>>>
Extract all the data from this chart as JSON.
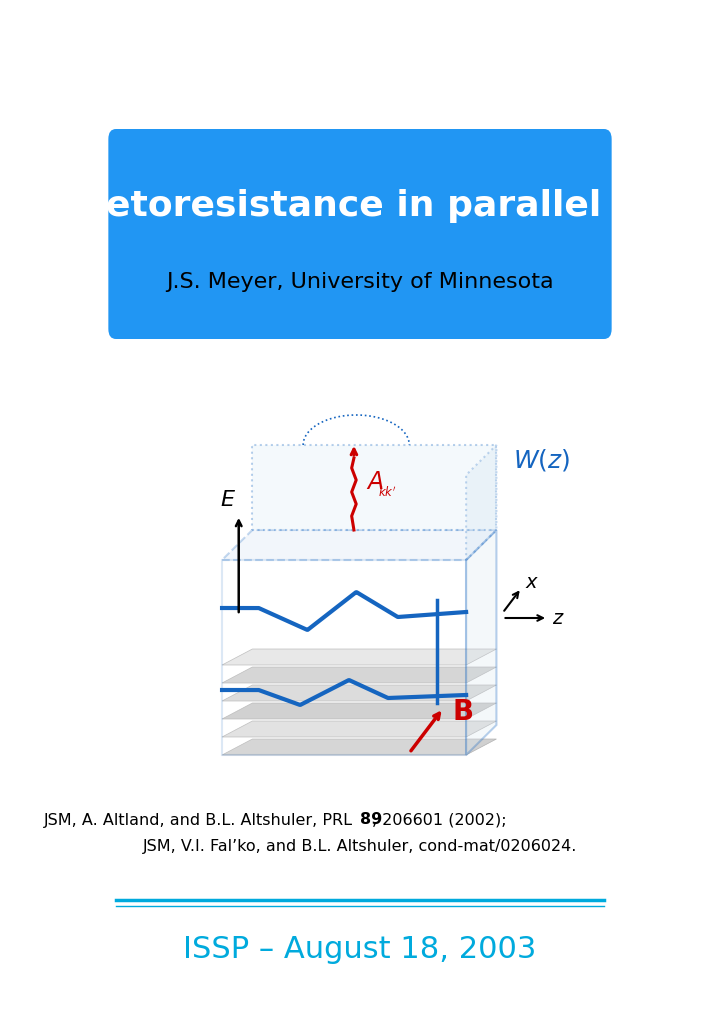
{
  "title": "Magnetoresistance in parallel fields",
  "author": "J.S. Meyer,",
  "author_affil": " University of Minnesota",
  "ref1": "JSM, A. Altland, and B.L. Altshuler, PRL ",
  "ref1_bold": "89",
  "ref1_end": ", 206601 (2002);",
  "ref2": "JSM, V.I. Fal’ko, and B.L. Altshuler, cond-mat/0206024.",
  "footer": "ISSP – August 18, 2003",
  "bg_color": "#2196F3",
  "title_color": "#FFFFFF",
  "author_color": "#000000",
  "blue_color": "#1565C0",
  "dark_blue": "#1a3a8a",
  "cyan_color": "#00AADD",
  "red_color": "#CC0000",
  "footer_color": "#00AADD"
}
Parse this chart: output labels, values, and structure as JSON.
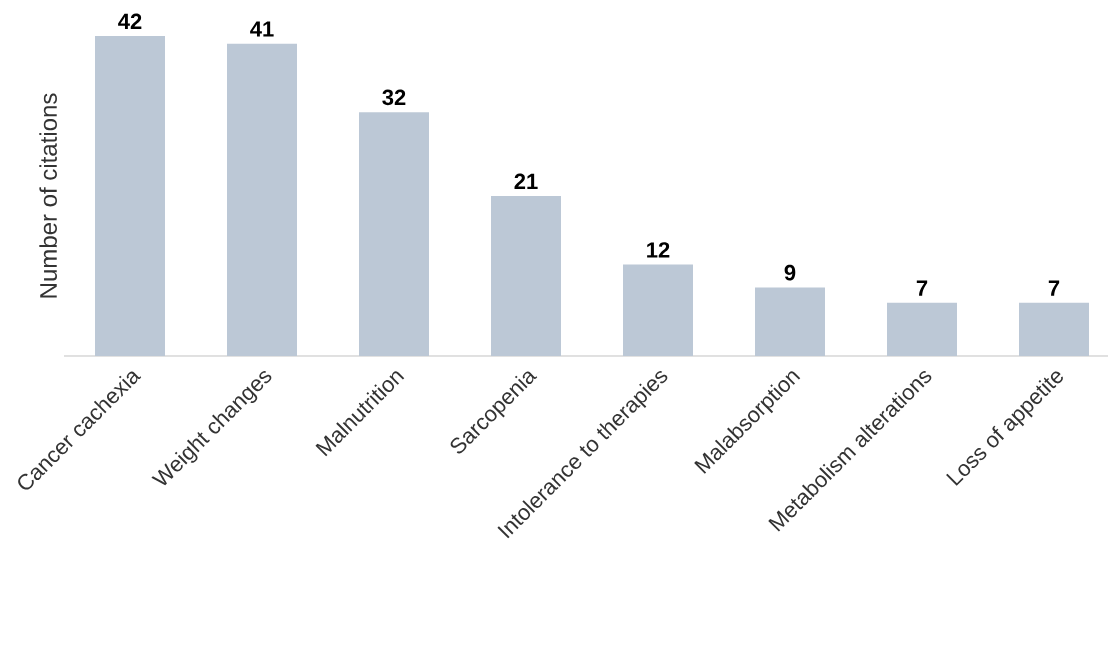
{
  "chart_data": {
    "type": "bar",
    "ylabel": "Number of citations",
    "categories": [
      "Cancer cachexia",
      "Weight changes",
      "Malnutrition",
      "Sarcopenia",
      "Intolerance to therapies",
      "Malabsorption",
      "Metabolism alterations",
      "Loss of appetite"
    ],
    "values": [
      42,
      41,
      32,
      21,
      12,
      9,
      7,
      7
    ],
    "color": "#bcc8d6",
    "data_labels": true
  }
}
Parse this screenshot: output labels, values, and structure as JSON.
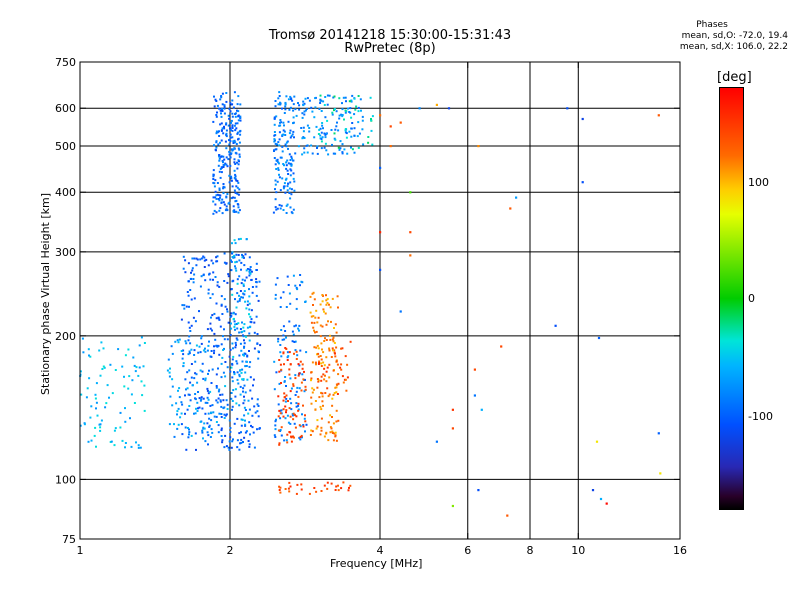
{
  "header": {
    "title_line1": "Tromsø 20141218 15:30:00-15:31:43",
    "title_line2": "RwPretec (8p)"
  },
  "info": {
    "heading": "Phases",
    "line_o": "mean, sd,O: -72.0, 19.4",
    "line_x": "mean, sd,X: 106.0, 22.2"
  },
  "colorbar": {
    "unit": "[deg]",
    "ticks": [
      "100",
      "0",
      "-100"
    ],
    "range": [
      -180,
      180
    ]
  },
  "chart_data": {
    "type": "scatter",
    "title": "Tromsø 20141218 15:30:00-15:31:43",
    "subtitle": "RwPretec (8p)",
    "xlabel": "Frequency [MHz]",
    "ylabel": "Stationary phase Virtual Height [km]",
    "x_scale": "log",
    "y_scale": "log",
    "xlim": [
      1,
      16
    ],
    "ylim": [
      75,
      750
    ],
    "x_ticks": [
      "1",
      "2",
      "4",
      "6",
      "8",
      "10",
      "16"
    ],
    "x_tick_values": [
      1,
      2,
      4,
      6,
      8,
      10,
      16
    ],
    "y_ticks": [
      "75",
      "100",
      "200",
      "300",
      "400",
      "500",
      "600",
      "750"
    ],
    "y_tick_values": [
      75,
      100,
      200,
      300,
      400,
      500,
      600,
      750
    ],
    "grid": true,
    "color_encoding": "phase [deg]",
    "clusters": [
      {
        "f": [
          1.85,
          2.1
        ],
        "h": [
          360,
          650
        ],
        "phase": -95,
        "n": 260
      },
      {
        "f": [
          2.45,
          2.7
        ],
        "h": [
          360,
          650
        ],
        "phase": -85,
        "n": 160
      },
      {
        "f": [
          2.7,
          3.7
        ],
        "h": [
          480,
          640
        ],
        "phase": -80,
        "n": 140
      },
      {
        "f": [
          3.0,
          3.9
        ],
        "h": [
          490,
          640
        ],
        "phase": -30,
        "n": 40
      },
      {
        "f": [
          1.6,
          2.3
        ],
        "h": [
          115,
          300
        ],
        "phase": -100,
        "n": 420
      },
      {
        "f": [
          1.5,
          2.0
        ],
        "h": [
          120,
          200
        ],
        "phase": -70,
        "n": 100
      },
      {
        "f": [
          2.0,
          2.2
        ],
        "h": [
          130,
          320
        ],
        "phase": -60,
        "n": 90
      },
      {
        "f": [
          2.45,
          2.85
        ],
        "h": [
          120,
          270
        ],
        "phase": -85,
        "n": 120
      },
      {
        "f": [
          1.0,
          1.35
        ],
        "h": [
          115,
          200
        ],
        "phase": -55,
        "n": 90
      },
      {
        "f": [
          2.5,
          2.85
        ],
        "h": [
          118,
          190
        ],
        "phase": 145,
        "n": 80
      },
      {
        "f": [
          2.9,
          3.3
        ],
        "h": [
          120,
          250
        ],
        "phase": 110,
        "n": 150
      },
      {
        "f": [
          3.0,
          3.5
        ],
        "h": [
          150,
          200
        ],
        "phase": 135,
        "n": 40
      },
      {
        "f": [
          2.5,
          3.5
        ],
        "h": [
          93,
          99
        ],
        "phase": 140,
        "n": 30
      }
    ],
    "scattered_points": [
      {
        "x": 4.0,
        "y": 580,
        "phase": 120
      },
      {
        "x": 4.2,
        "y": 550,
        "phase": 140
      },
      {
        "x": 4.4,
        "y": 560,
        "phase": 130
      },
      {
        "x": 4.8,
        "y": 600,
        "phase": -80
      },
      {
        "x": 5.2,
        "y": 610,
        "phase": 100
      },
      {
        "x": 5.5,
        "y": 600,
        "phase": -120
      },
      {
        "x": 4.0,
        "y": 450,
        "phase": -100
      },
      {
        "x": 4.2,
        "y": 500,
        "phase": 120
      },
      {
        "x": 4.6,
        "y": 400,
        "phase": 20
      },
      {
        "x": 6.3,
        "y": 500,
        "phase": 110
      },
      {
        "x": 7.5,
        "y": 390,
        "phase": -70
      },
      {
        "x": 7.3,
        "y": 370,
        "phase": 130
      },
      {
        "x": 4.0,
        "y": 330,
        "phase": 160
      },
      {
        "x": 4.6,
        "y": 330,
        "phase": 140
      },
      {
        "x": 4.0,
        "y": 275,
        "phase": -110
      },
      {
        "x": 4.6,
        "y": 295,
        "phase": 120
      },
      {
        "x": 4.4,
        "y": 225,
        "phase": -90
      },
      {
        "x": 7.0,
        "y": 190,
        "phase": 140
      },
      {
        "x": 9.0,
        "y": 210,
        "phase": -110
      },
      {
        "x": 6.2,
        "y": 170,
        "phase": 140
      },
      {
        "x": 6.2,
        "y": 150,
        "phase": -90
      },
      {
        "x": 5.6,
        "y": 140,
        "phase": 150
      },
      {
        "x": 6.4,
        "y": 140,
        "phase": -60
      },
      {
        "x": 5.2,
        "y": 120,
        "phase": -90
      },
      {
        "x": 5.6,
        "y": 128,
        "phase": 140
      },
      {
        "x": 6.3,
        "y": 95,
        "phase": -110
      },
      {
        "x": 5.6,
        "y": 88,
        "phase": 40
      },
      {
        "x": 7.2,
        "y": 84,
        "phase": 130
      },
      {
        "x": 10.7,
        "y": 95,
        "phase": -120
      },
      {
        "x": 11.1,
        "y": 91,
        "phase": -60
      },
      {
        "x": 11.4,
        "y": 89,
        "phase": 175
      },
      {
        "x": 10.9,
        "y": 120,
        "phase": 80
      },
      {
        "x": 9.5,
        "y": 600,
        "phase": -110
      },
      {
        "x": 10.2,
        "y": 570,
        "phase": -120
      },
      {
        "x": 10.2,
        "y": 420,
        "phase": -110
      },
      {
        "x": 14.5,
        "y": 580,
        "phase": 130
      },
      {
        "x": 14.5,
        "y": 125,
        "phase": -100
      },
      {
        "x": 14.6,
        "y": 103,
        "phase": 80
      },
      {
        "x": 11.0,
        "y": 198,
        "phase": -100
      }
    ]
  }
}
<<<
Task instructions: Report each line in the data that holds the word "RwPretec".

Expected answer:
    "title_line2": "RwPretec (8p)"
    "subtitle": "RwPretec (8p)",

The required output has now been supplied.